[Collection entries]
· · ·
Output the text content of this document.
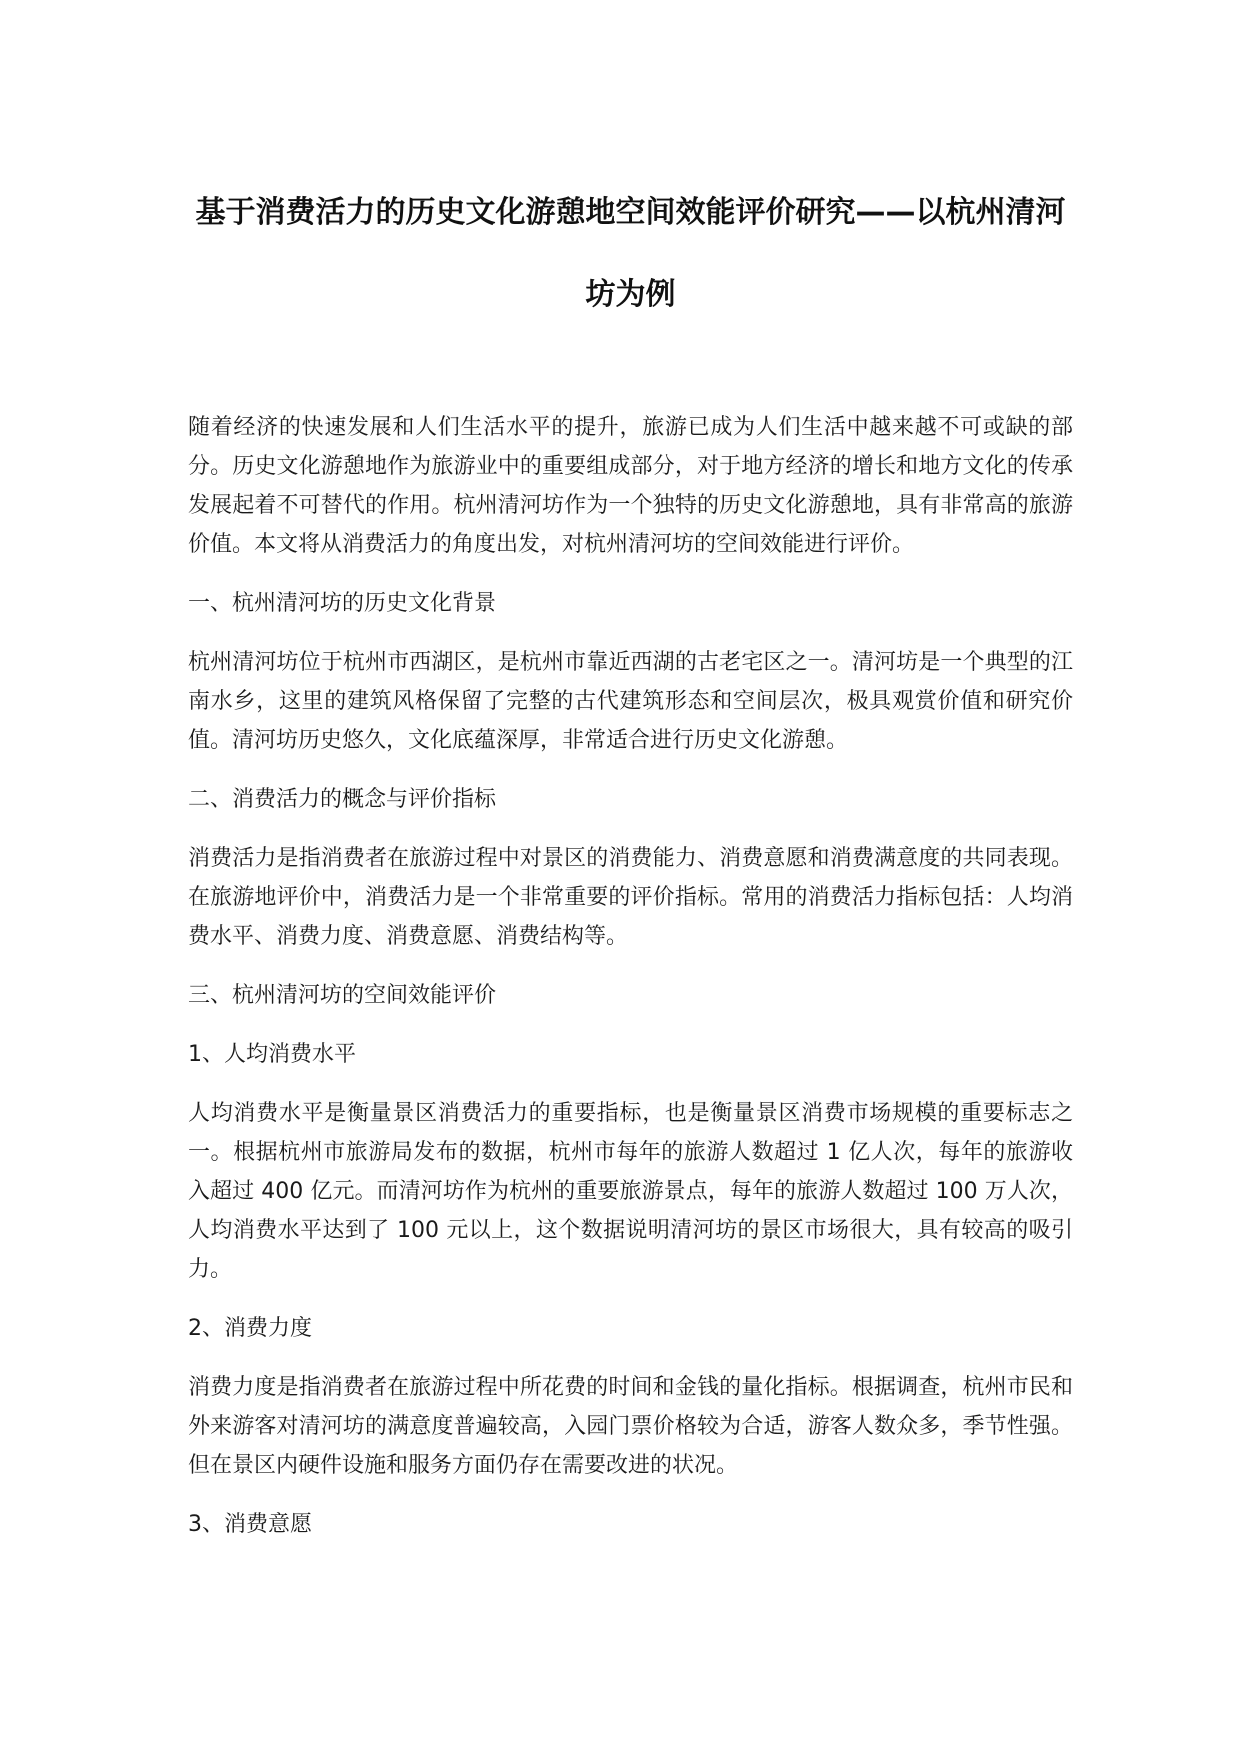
基于消费活力的历史文化游憩地空间效能评价研究——以杭州清河坊为例

随着经济的快速发展和人们生活水平的提升，旅游已成为人们生活中越来越不可或缺的部分。历史文化游憩地作为旅游业中的重要组成部分，对于地方经济的增长和地方文化的传承发展起着不可替代的作用。杭州清河坊作为一个独特的历史文化游憩地，具有非常高的旅游价值。本文将从消费活力的角度出发，对杭州清河坊的空间效能进行评价。

一、杭州清河坊的历史文化背景

杭州清河坊位于杭州市西湖区，是杭州市靠近西湖的古老宅区之一。清河坊是一个典型的江南水乡，这里的建筑风格保留了完整的古代建筑形态和空间层次，极具观赏价值和研究价值。清河坊历史悠久，文化底蕴深厚，非常适合进行历史文化游憩。

二、消费活力的概念与评价指标

消费活力是指消费者在旅游过程中对景区的消费能力、消费意愿和消费满意度的共同表现。在旅游地评价中，消费活力是一个非常重要的评价指标。常用的消费活力指标包括：人均消费水平、消费力度、消费意愿、消费结构等。

三、杭州清河坊的空间效能评价

1、人均消费水平

人均消费水平是衡量景区消费活力的重要指标，也是衡量景区消费市场规模的重要标志之一。根据杭州市旅游局发布的数据，杭州市每年的旅游人数超过 1 亿人次，每年的旅游收入超过 400 亿元。而清河坊作为杭州的重要旅游景点，每年的旅游人数超过 100 万人次，人均消费水平达到了 100 元以上，这个数据说明清河坊的景区市场很大，具有较高的吸引力。

2、消费力度

消费力度是指消费者在旅游过程中所花费的时间和金钱的量化指标。根据调查，杭州市民和外来游客对清河坊的满意度普遍较高，入园门票价格较为合适，游客人数众多，季节性强。但在景区内硬件设施和服务方面仍存在需要改进的状况。

3、消费意愿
· · ·
Write out the material above once more, exactly as it reads, with no pictures.

Output the text content of this document.
基于消费活力的历史文化游憩地空间效能评价研究——以杭州清河坊为例

随着经济的快速发展和人们生活水平的提升，旅游已成为人们生活中越来越不可或缺的部分。历史文化游憩地作为旅游业中的重要组成部分，对于地方经济的增长和地方文化的传承发展起着不可替代的作用。杭州清河坊作为一个独特的历史文化游憩地，具有非常高的旅游价值。本文将从消费活力的角度出发，对杭州清河坊的空间效能进行评价。

一、杭州清河坊的历史文化背景

杭州清河坊位于杭州市西湖区，是杭州市靠近西湖的古老宅区之一。清河坊是一个典型的江南水乡，这里的建筑风格保留了完整的古代建筑形态和空间层次，极具观赏价值和研究价值。清河坊历史悠久，文化底蕴深厚，非常适合进行历史文化游憩。

二、消费活力的概念与评价指标

消费活力是指消费者在旅游过程中对景区的消费能力、消费意愿和消费满意度的共同表现。在旅游地评价中，消费活力是一个非常重要的评价指标。常用的消费活力指标包括：人均消费水平、消费力度、消费意愿、消费结构等。

三、杭州清河坊的空间效能评价

1、人均消费水平

人均消费水平是衡量景区消费活力的重要指标，也是衡量景区消费市场规模的重要标志之一。根据杭州市旅游局发布的数据，杭州市每年的旅游人数超过 1 亿人次，每年的旅游收入超过 400 亿元。而清河坊作为杭州的重要旅游景点，每年的旅游人数超过 100 万人次，人均消费水平达到了 100 元以上，这个数据说明清河坊的景区市场很大，具有较高的吸引力。

2、消费力度

消费力度是指消费者在旅游过程中所花费的时间和金钱的量化指标。根据调查，杭州市民和外来游客对清河坊的满意度普遍较高，入园门票价格较为合适，游客人数众多，季节性强。但在景区内硬件设施和服务方面仍存在需要改进的状况。

3、消费意愿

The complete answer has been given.